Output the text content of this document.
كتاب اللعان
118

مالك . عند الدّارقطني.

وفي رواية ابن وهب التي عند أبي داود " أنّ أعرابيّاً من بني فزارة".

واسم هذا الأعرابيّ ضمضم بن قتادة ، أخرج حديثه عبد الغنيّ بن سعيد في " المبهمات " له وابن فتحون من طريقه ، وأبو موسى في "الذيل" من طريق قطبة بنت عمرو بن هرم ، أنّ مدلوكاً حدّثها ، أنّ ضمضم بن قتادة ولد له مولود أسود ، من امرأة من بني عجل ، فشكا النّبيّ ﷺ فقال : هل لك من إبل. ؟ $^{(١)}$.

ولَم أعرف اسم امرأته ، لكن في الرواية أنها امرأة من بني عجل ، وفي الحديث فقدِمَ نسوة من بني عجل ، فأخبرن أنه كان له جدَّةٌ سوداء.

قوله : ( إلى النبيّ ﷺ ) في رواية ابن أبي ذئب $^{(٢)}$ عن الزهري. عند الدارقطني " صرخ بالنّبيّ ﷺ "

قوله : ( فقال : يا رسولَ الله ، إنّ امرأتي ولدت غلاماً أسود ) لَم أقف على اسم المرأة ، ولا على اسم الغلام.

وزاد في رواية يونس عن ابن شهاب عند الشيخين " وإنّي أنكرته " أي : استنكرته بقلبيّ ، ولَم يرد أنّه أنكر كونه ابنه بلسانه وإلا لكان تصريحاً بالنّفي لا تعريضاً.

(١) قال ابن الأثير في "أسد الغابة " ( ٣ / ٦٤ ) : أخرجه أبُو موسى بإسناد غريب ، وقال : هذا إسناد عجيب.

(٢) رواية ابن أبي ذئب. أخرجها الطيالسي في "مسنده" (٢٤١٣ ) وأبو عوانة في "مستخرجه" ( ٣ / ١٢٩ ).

● ● ● ● ●

__Problem to work on__
Print back all the lines verbatim.

__Solved exercise__
Output the text content of this document.
كتاب اللعان
118

مالك . عند الدّارقطني.

وفي رواية ابن وهب التي عند أبي داود " أنّ أعرابيّاً من بني فزارة".

واسم هذا الأعرابيّ ضمضم بن قتادة ، أخرج حديثه عبد الغنيّ بن سعيد في " المبهمات " له وابن فتحون من طريقه ، وأبو موسى في "الذيل" من طريق قطبة بنت عمرو بن هرم ، أنّ مدلوكاً حدّثها ، أنّ ضمضم بن قتادة ولد له مولود أسود ، من امرأة من بني عجل ، فشكا النّبيّ ﷺ فقال : هل لك من إبل. ؟ $^{(١)}$.

ولَم أعرف اسم امرأته ، لكن في الرواية أنها امرأة من بني عجل ، وفي الحديث فقدِمَ نسوة من بني عجل ، فأخبرن أنه كان له جدَّةٌ سوداء.

قوله : ( إلى النبيّ ﷺ ) في رواية ابن أبي ذئب $^{(٢)}$ عن الزهري. عند الدارقطني " صرخ بالنّبيّ ﷺ "

قوله : ( فقال : يا رسولَ الله ، إنّ امرأتي ولدت غلاماً أسود ) لَم أقف على اسم المرأة ، ولا على اسم الغلام.

وزاد في رواية يونس عن ابن شهاب عند الشيخين " وإنّي أنكرته " أي : استنكرته بقلبيّ ، ولَم يرد أنّه أنكر كونه ابنه بلسانه وإلا لكان تصريحاً بالنّفي لا تعريضاً.

(١) قال ابن الأثير في "أسد الغابة " ( ٣ / ٦٤ ) : أخرجه أبُو موسى بإسناد غريب ، وقال : هذا إسناد عجيب.

(٢) رواية ابن أبي ذئب. أخرجها الطيالسي في "مسنده" (٢٤١٣ ) وأبو عوانة في "مستخرجه" ( ٣ / ١٢٩ ).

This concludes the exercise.